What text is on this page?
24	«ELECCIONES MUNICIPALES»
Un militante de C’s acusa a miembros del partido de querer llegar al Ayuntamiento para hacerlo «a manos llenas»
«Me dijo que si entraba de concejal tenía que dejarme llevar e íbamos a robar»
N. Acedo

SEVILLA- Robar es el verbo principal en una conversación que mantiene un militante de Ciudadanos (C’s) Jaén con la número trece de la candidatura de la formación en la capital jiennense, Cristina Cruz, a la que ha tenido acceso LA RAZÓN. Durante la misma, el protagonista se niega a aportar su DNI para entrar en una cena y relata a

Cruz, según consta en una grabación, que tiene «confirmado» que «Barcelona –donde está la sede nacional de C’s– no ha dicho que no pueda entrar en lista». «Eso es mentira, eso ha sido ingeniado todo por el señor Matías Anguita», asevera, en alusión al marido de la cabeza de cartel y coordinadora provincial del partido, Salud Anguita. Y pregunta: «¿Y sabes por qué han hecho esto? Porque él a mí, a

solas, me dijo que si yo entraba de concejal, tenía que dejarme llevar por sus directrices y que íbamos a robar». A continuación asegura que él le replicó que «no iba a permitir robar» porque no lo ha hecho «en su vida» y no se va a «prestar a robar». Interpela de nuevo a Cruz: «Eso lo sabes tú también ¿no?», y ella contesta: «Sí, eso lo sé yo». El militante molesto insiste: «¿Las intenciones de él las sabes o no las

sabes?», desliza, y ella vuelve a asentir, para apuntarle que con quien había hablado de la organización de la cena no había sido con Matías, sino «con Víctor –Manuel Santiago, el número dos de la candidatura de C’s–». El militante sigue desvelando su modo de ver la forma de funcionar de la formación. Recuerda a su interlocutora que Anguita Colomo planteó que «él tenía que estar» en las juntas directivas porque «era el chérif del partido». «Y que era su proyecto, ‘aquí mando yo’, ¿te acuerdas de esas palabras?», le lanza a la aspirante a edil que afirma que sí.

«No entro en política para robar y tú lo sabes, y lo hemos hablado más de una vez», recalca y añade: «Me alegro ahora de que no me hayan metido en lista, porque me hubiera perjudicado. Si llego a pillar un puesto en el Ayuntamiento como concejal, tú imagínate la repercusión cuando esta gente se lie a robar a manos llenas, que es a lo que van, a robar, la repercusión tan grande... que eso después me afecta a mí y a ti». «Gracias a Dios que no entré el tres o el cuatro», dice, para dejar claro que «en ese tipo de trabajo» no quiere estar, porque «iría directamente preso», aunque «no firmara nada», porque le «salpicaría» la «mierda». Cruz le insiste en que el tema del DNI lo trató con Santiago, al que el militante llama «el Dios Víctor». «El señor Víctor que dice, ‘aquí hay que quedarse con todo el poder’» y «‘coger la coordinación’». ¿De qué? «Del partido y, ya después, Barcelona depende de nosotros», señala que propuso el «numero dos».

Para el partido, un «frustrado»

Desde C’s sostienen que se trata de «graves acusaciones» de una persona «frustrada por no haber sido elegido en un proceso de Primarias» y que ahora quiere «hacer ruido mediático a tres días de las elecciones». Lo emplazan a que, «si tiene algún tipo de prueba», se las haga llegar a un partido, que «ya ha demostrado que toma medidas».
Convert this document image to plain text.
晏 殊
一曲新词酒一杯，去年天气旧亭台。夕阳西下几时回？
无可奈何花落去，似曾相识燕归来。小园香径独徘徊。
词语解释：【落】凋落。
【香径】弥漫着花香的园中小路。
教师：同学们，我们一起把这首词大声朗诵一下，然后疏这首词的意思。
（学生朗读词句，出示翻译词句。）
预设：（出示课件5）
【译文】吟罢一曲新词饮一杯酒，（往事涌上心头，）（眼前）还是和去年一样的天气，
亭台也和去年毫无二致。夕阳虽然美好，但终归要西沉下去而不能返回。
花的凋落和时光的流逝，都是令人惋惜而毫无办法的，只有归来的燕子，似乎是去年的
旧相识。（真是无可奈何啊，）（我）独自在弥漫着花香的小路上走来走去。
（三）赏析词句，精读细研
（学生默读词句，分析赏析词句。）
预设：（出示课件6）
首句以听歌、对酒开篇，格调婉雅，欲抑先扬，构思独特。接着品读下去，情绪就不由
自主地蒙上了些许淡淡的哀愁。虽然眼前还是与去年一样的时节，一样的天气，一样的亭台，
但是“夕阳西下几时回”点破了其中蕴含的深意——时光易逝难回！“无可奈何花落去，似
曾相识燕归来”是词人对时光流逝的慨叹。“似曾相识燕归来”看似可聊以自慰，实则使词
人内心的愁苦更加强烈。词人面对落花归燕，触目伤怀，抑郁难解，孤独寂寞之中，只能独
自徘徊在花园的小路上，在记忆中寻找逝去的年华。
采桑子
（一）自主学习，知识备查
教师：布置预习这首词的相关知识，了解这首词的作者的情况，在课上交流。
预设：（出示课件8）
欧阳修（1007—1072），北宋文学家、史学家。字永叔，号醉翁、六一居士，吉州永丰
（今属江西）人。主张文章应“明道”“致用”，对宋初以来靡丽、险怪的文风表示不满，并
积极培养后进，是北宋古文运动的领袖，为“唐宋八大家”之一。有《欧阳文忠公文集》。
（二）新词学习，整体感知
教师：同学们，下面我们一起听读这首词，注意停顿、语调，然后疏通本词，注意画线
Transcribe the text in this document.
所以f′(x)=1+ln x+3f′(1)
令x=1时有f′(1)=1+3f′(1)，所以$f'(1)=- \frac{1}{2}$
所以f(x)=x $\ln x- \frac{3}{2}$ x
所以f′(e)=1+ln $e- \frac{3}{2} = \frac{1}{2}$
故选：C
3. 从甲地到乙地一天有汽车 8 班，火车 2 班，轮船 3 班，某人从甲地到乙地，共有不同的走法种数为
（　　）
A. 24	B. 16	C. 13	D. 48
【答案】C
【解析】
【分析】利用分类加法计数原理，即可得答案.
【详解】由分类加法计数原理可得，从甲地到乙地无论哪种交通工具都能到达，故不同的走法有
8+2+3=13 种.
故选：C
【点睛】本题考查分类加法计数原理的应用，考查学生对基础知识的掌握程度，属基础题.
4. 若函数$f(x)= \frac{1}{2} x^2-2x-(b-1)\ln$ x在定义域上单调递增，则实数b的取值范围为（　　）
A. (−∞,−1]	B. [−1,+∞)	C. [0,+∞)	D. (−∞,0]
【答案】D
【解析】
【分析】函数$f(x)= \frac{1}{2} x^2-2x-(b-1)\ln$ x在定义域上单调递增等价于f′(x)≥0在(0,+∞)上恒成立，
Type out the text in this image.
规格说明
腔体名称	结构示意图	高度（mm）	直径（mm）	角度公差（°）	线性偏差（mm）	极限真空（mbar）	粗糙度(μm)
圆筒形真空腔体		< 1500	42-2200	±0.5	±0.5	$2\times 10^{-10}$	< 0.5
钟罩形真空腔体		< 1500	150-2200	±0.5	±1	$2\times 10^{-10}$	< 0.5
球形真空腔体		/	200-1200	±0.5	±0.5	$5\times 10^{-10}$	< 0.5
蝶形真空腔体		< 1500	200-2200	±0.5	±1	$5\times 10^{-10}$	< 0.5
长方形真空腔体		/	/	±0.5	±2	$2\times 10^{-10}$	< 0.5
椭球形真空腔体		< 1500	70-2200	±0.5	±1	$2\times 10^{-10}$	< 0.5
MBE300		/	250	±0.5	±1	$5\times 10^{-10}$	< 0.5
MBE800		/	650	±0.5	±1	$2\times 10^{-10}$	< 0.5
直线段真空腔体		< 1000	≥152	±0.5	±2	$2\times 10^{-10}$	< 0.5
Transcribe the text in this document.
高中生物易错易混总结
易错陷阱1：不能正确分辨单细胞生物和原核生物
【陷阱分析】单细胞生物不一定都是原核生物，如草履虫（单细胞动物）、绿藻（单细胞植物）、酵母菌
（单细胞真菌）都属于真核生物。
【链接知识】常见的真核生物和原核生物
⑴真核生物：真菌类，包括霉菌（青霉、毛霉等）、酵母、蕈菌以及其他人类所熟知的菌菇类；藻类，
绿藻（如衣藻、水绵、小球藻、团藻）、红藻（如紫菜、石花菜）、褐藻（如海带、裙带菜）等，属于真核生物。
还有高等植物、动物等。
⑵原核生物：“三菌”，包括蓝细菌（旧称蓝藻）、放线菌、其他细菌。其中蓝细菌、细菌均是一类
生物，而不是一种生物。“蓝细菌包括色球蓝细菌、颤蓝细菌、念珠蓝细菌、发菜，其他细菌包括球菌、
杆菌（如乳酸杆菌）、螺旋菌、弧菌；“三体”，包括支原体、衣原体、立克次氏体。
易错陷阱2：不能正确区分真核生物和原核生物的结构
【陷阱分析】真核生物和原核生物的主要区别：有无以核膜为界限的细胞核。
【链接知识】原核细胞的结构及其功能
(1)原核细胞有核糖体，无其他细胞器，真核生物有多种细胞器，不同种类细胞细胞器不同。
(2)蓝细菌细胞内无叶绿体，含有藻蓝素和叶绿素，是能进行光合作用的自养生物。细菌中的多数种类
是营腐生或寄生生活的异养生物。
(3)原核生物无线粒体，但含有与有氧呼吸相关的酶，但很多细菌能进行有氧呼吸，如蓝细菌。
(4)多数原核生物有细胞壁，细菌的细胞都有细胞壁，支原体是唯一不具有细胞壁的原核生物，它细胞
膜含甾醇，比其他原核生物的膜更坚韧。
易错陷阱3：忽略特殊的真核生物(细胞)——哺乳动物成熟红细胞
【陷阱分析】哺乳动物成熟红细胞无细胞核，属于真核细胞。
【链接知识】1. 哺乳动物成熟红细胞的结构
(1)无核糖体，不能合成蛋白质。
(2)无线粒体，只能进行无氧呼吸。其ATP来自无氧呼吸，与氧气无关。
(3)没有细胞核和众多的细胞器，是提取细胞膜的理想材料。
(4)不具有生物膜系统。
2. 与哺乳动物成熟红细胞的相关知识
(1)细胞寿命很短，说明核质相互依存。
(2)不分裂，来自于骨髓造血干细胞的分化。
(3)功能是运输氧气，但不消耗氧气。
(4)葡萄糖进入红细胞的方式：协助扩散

★ ★ ★ ★

Report the number of lines in the entries above that include the string "íbamos". Give nothing but the number.

2